---- TASK MATERIAL

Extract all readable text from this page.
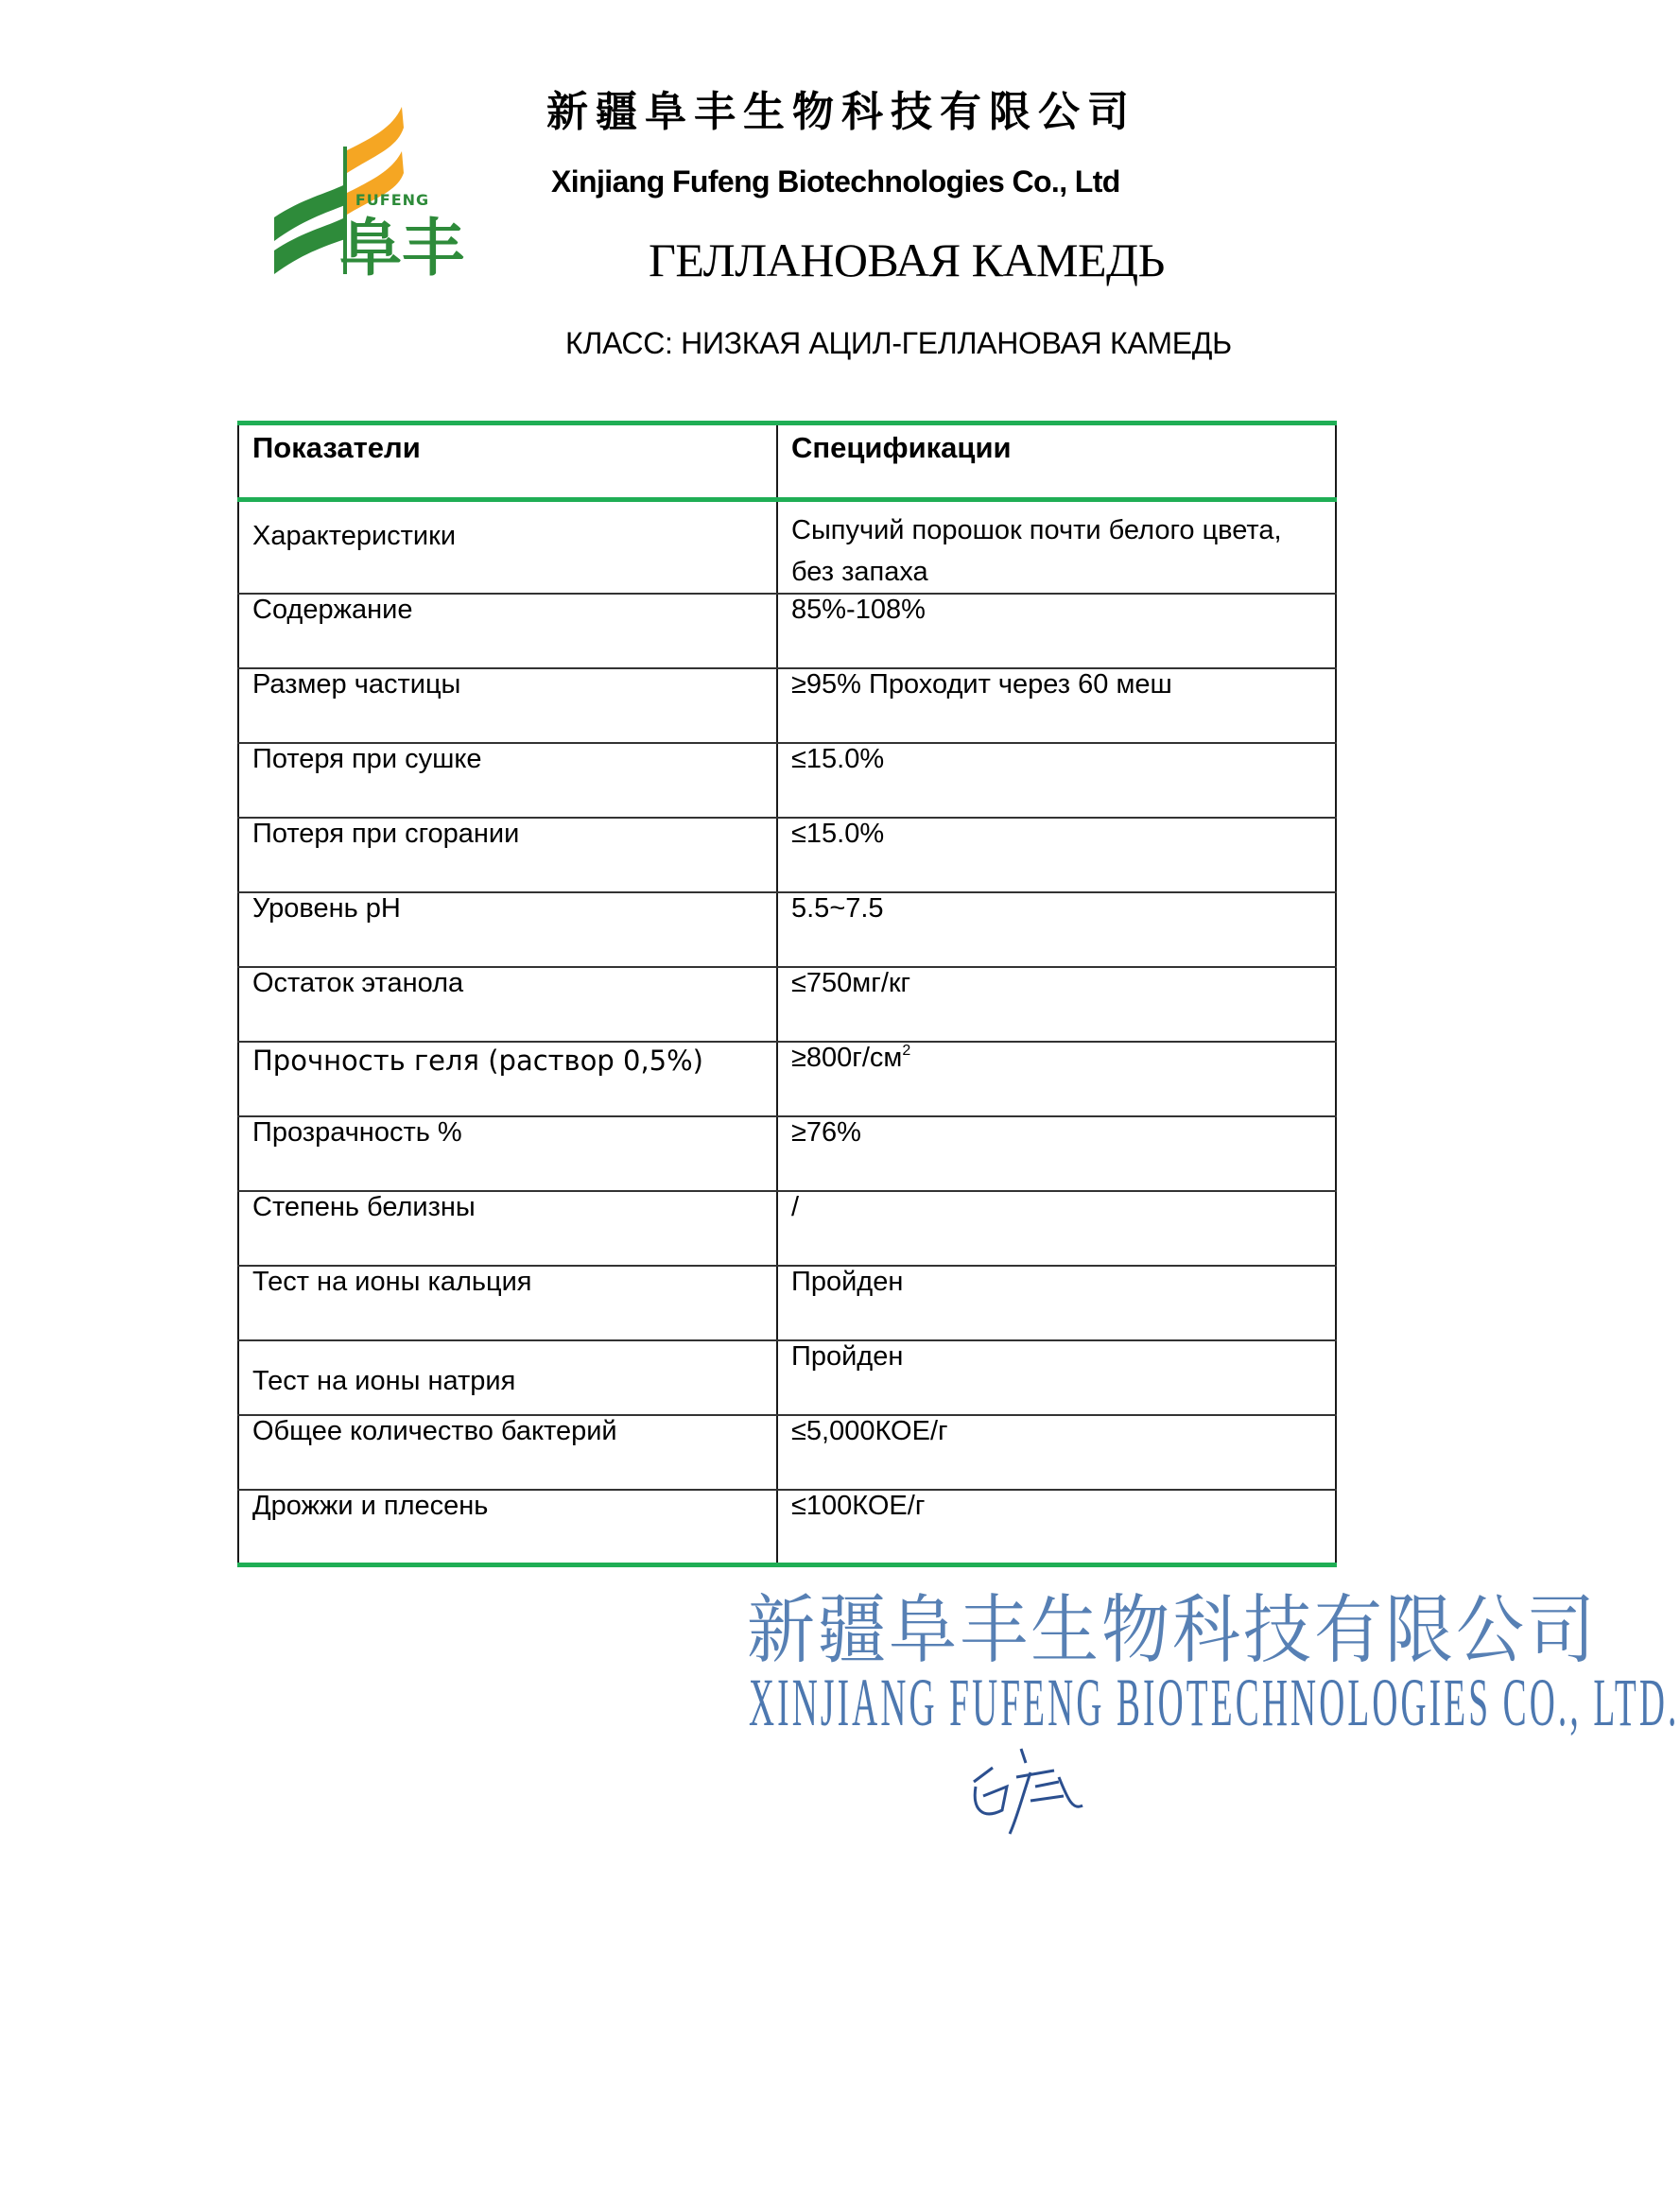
FUFENG
阜丰
新疆阜丰生物科技有限公司
Xinjiang Fufeng Biotechnologies Co., Ltd
ГЕЛЛАНОВАЯ КАМЕДЬ
КЛАСС: НИЗКАЯ АЦИЛ-ГЕЛЛАНОВАЯ КАМЕДЬ
Показатели	Спецификации
Характеристики	Сыпучий порошок почти белого цвета, без запаха
Содержание	85%-108%
Размер частицы	≥95% Проходит через 60 меш
Потеря при сушке	≤15.0%
Потеря при сгорании	≤15.0%
Уровень pH	5.5~7.5
Остаток этанола	≤750мг/кг
Прочность геля (раствор 0,5%)	$\ge 800г/см^2$
Прозрачность %	≥76%
Степень белизны	/
Тест на ионы кальция	Пройден
Тест на ионы натрия	Пройден
Общее количество бактерий	≤5,000КОЕ/г
Дрожжи и плесень	≤100КОЕ/г
新疆阜丰生物科技有限公司
XINJIANG FUFENG BIOTECHNOLOGIES CO., LTD.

--------

- SET PROBLEM -
Leave the images out and output the remaining material exactly as it stands.

- WRITTEN RESPONSE -
Extract all readable text from this page.
FUFENG
阜丰
新疆阜丰生物科技有限公司
Xinjiang Fufeng Biotechnologies Co., Ltd
ГЕЛЛАНОВАЯ КАМЕДЬ
КЛАСС: НИЗКАЯ АЦИЛ-ГЕЛЛАНОВАЯ КАМЕДЬ
Показатели	Спецификации
Характеристики	Сыпучий порошок почти белого цвета, без запаха
Содержание	85%-108%
Размер частицы	≥95% Проходит через 60 меш
Потеря при сушке	≤15.0%
Потеря при сгорании	≤15.0%
Уровень pH	5.5~7.5
Остаток этанола	≤750мг/кг
Прочность геля (раствор 0,5%)	$\ge 800г/см^2$
Прозрачность %	≥76%
Степень белизны	/
Тест на ионы кальция	Пройден
Тест на ионы натрия	Пройден
Общее количество бактерий	≤5,000КОЕ/г
Дрожжи и плесень	≤100КОЕ/г
新疆阜丰生物科技有限公司
XINJIANG FUFENG BIOTECHNOLOGIES CO., LTD.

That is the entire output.